**GOAL:** Copy all lines holding the word "object" from the entries.

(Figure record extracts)
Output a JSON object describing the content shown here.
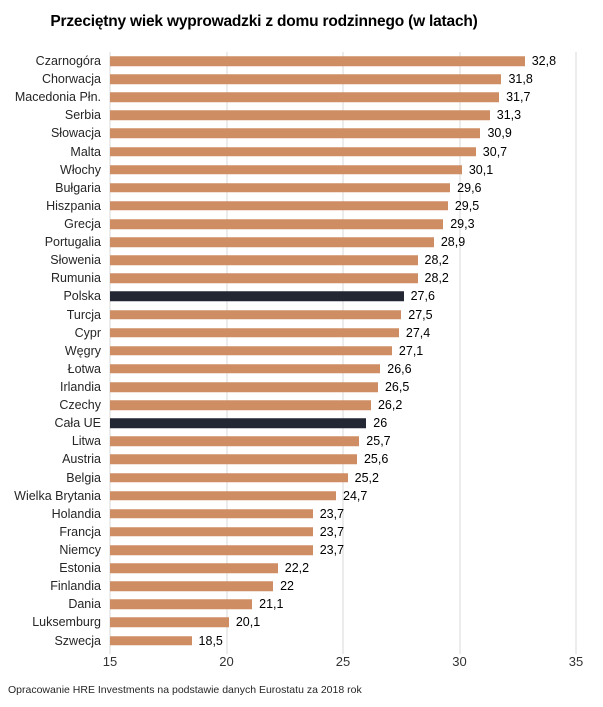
{
  "footer": {
    "text": "Opracowanie HRE Investments na podstawie danych Eurostatu za 2018 rok"
  },
  "chart_data": {
    "type": "bar",
    "orientation": "horizontal",
    "title": "Przeciętny wiek wyprowadzki z domu rodzinnego (w latach)",
    "xlabel": "",
    "ylabel": "",
    "xlim": [
      15,
      35
    ],
    "x_ticks": [
      15,
      20,
      25,
      30,
      35
    ],
    "grid": true,
    "legend": "none",
    "bar_color": "#CE8D63",
    "highlight_color": "#222733",
    "gridline_color": "#d9d9d9",
    "highlighted": [
      "Polska",
      "Cała UE"
    ],
    "categories": [
      "Czarnogóra",
      "Chorwacja",
      "Macedonia Płn.",
      "Serbia",
      "Słowacja",
      "Malta",
      "Włochy",
      "Bułgaria",
      "Hiszpania",
      "Grecja",
      "Portugalia",
      "Słowenia",
      "Rumunia",
      "Polska",
      "Turcja",
      "Cypr",
      "Węgry",
      "Łotwa",
      "Irlandia",
      "Czechy",
      "Cała UE",
      "Litwa",
      "Austria",
      "Belgia",
      "Wielka Brytania",
      "Holandia",
      "Francja",
      "Niemcy",
      "Estonia",
      "Finlandia",
      "Dania",
      "Luksemburg",
      "Szwecja"
    ],
    "values": [
      32.8,
      31.8,
      31.7,
      31.3,
      30.9,
      30.7,
      30.1,
      29.6,
      29.5,
      29.3,
      28.9,
      28.2,
      28.2,
      27.6,
      27.5,
      27.4,
      27.1,
      26.6,
      26.5,
      26.2,
      26,
      25.7,
      25.6,
      25.2,
      24.7,
      23.7,
      23.7,
      23.7,
      22.2,
      22,
      21.1,
      20.1,
      18.5
    ],
    "value_labels": [
      "32,8",
      "31,8",
      "31,7",
      "31,3",
      "30,9",
      "30,7",
      "30,1",
      "29,6",
      "29,5",
      "29,3",
      "28,9",
      "28,2",
      "28,2",
      "27,6",
      "27,5",
      "27,4",
      "27,1",
      "26,6",
      "26,5",
      "26,2",
      "26",
      "25,7",
      "25,6",
      "25,2",
      "24,7",
      "23,7",
      "23,7",
      "23,7",
      "22,2",
      "22",
      "21,1",
      "20,1",
      "18,5"
    ]
  }
}
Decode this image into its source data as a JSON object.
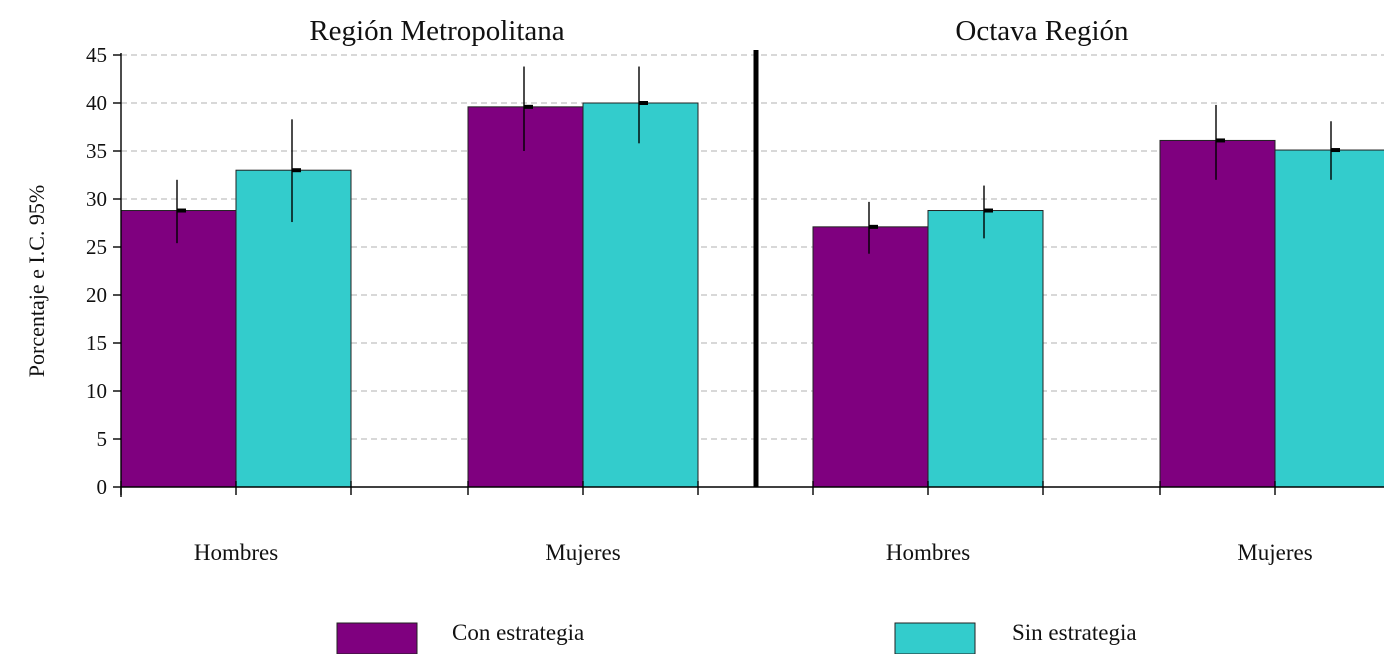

**EXPECTED OUTPUT:**
Output a JSON object describing the content shown here.
Decode this image into its source data as a JSON object.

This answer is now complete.